*To do*. Would you quote every entry exactly, dropping only the pictures?

═════ Supplied information

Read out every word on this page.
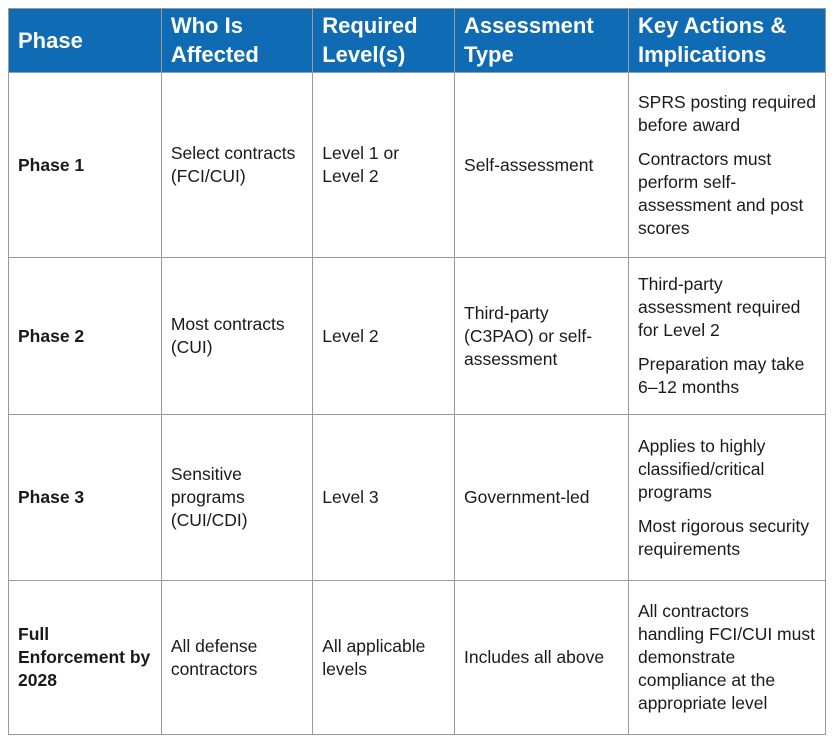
Phase	Who Is Affected	Required Level(s)	Assessment Type	Key Actions & Implications
Phase 1	Select contracts (FCI/CUI)	Level 1 or Level 2	Self-assessment	SPRS posting required before award
Contractors must perform self-assessment and post scores

Phase 2	Most contracts (CUI)	Level 2	Third-party (C3PAO) or self-assessment	Third-party assessment required for Level 2
Preparation may take 6–12 months

Phase 3	Sensitive programs (CUI/CDI)	Level 3	Government-led	Applies to highly classified/critical programs
Most rigorous security requirements

Full Enforcement by 2028	All defense contractors	All applicable levels	Includes all above	All contractors handling FCI/CUI must demonstrate compliance at the appropriate level
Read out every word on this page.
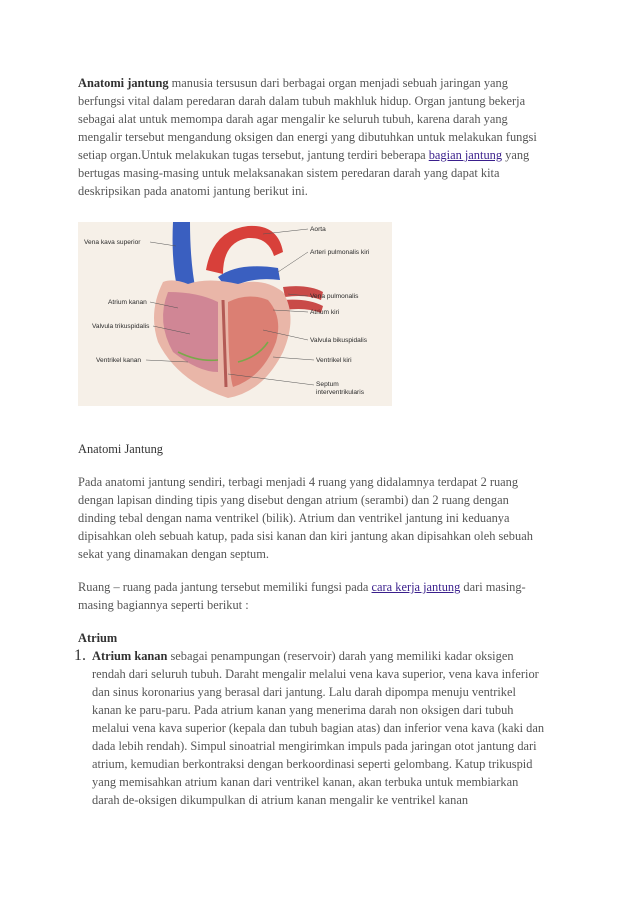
Anatomi jantung manusia tersusun dari berbagai organ menjadi sebuah jaringan yang berfungsi vital dalam peredaran darah dalam tubuh makhluk hidup. Organ jantung bekerja sebagai alat untuk memompa darah agar mengalir ke seluruh tubuh, karena darah yang mengalir tersebut mengandung oksigen dan energi yang dibutuhkan untuk melakukan fungsi setiap organ.Untuk melakukan tugas tersebut, jantung terdiri beberapa bagian jantung yang bertugas masing-masing untuk melaksanakan sistem peredaran darah yang dapat kita deskripsikan pada anatomi jantung berikut ini.

Vena kava superior
Aorta
Arteri pulmonalis kiri
Atrium kanan
Vena pulmonalis
Atrium kiri
Valvula trikuspidalis
Valvula bikuspidalis
Ventrikel kanan	Ventrikel kiri
Septum
interventrikularis

Anatomi Jantung

Pada anatomi jantung sendiri, terbagi menjadi 4 ruang yang didalamnya terdapat 2 ruang dengan lapisan dinding tipis yang disebut dengan atrium (serambi) dan 2 ruang dengan dinding tebal dengan nama ventrikel (bilik). Atrium dan ventrikel jantung ini keduanya dipisahkan oleh sebuah katup, pada sisi kanan dan kiri jantung akan dipisahkan oleh sebuah sekat yang dinamakan dengan septum.

Ruang – ruang pada jantung tersebut memiliki fungsi pada cara kerja jantung dari masing-masing bagiannya seperti berikut :

Atrium

1. Atrium kanan sebagai penampungan (reservoir) darah yang memiliki kadar oksigen rendah dari seluruh tubuh. Daraht mengalir melalui vena kava superior, vena kava inferior dan sinus koronarius yang berasal dari jantung. Lalu darah dipompa menuju ventrikel kanan ke paru-paru. Pada atrium kanan yang menerima darah non oksigen dari tubuh melalui vena kava superior (kepala dan tubuh bagian atas) dan inferior vena kava (kaki dan dada lebih rendah). Simpul sinoatrial mengirimkan impuls pada jaringan otot jantung dari atrium, kemudian berkontraksi dengan berkoordinasi seperti gelombang. Katup trikuspid yang memisahkan atrium kanan dari ventrikel kanan, akan terbuka untuk membiarkan darah de-oksigen dikumpulkan di atrium kanan mengalir ke ventrikel kanan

══════════

*Expected answer*.
Read out every word on this page.
Phase	Who Is Affected	Required Level(s)	Assessment Type	Key Actions & Implications
Phase 1	Select contracts (FCI/CUI)	Level 1 or Level 2	Self-assessment	SPRS posting required before award
Contractors must perform self-assessment and post scores

Phase 2	Most contracts (CUI)	Level 2	Third-party (C3PAO) or self-assessment	Third-party assessment required for Level 2
Preparation may take 6–12 months

Phase 3	Sensitive programs (CUI/CDI)	Level 3	Government-led	Applies to highly classified/critical programs
Most rigorous security requirements

Full Enforcement by 2028	All defense contractors	All applicable levels	Includes all above	All contractors handling FCI/CUI must demonstrate compliance at the appropriate level
Read out every word on this page.
Anatomi jantung manusia tersusun dari berbagai organ menjadi sebuah jaringan yang berfungsi vital dalam peredaran darah dalam tubuh makhluk hidup. Organ jantung bekerja sebagai alat untuk memompa darah agar mengalir ke seluruh tubuh, karena darah yang mengalir tersebut mengandung oksigen dan energi yang dibutuhkan untuk melakukan fungsi setiap organ.Untuk melakukan tugas tersebut, jantung terdiri beberapa bagian jantung yang bertugas masing-masing untuk melaksanakan sistem peredaran darah yang dapat kita deskripsikan pada anatomi jantung berikut ini.

Vena kava superior
Aorta
Arteri pulmonalis kiri
Atrium kanan
Vena pulmonalis
Atrium kiri
Valvula trikuspidalis
Valvula bikuspidalis
Ventrikel kanan	Ventrikel kiri
Septum
interventrikularis

Anatomi Jantung

Pada anatomi jantung sendiri, terbagi menjadi 4 ruang yang didalamnya terdapat 2 ruang dengan lapisan dinding tipis yang disebut dengan atrium (serambi) dan 2 ruang dengan dinding tebal dengan nama ventrikel (bilik). Atrium dan ventrikel jantung ini keduanya dipisahkan oleh sebuah katup, pada sisi kanan dan kiri jantung akan dipisahkan oleh sebuah sekat yang dinamakan dengan septum.

Ruang – ruang pada jantung tersebut memiliki fungsi pada cara kerja jantung dari masing-masing bagiannya seperti berikut :

Atrium

1. Atrium kanan sebagai penampungan (reservoir) darah yang memiliki kadar oksigen rendah dari seluruh tubuh. Daraht mengalir melalui vena kava superior, vena kava inferior dan sinus koronarius yang berasal dari jantung. Lalu darah dipompa menuju ventrikel kanan ke paru-paru. Pada atrium kanan yang menerima darah non oksigen dari tubuh melalui vena kava superior (kepala dan tubuh bagian atas) dan inferior vena kava (kaki dan dada lebih rendah). Simpul sinoatrial mengirimkan impuls pada jaringan otot jantung dari atrium, kemudian berkontraksi dengan berkoordinasi seperti gelombang. Katup trikuspid yang memisahkan atrium kanan dari ventrikel kanan, akan terbuka untuk membiarkan darah de-oksigen dikumpulkan di atrium kanan mengalir ke ventrikel kanan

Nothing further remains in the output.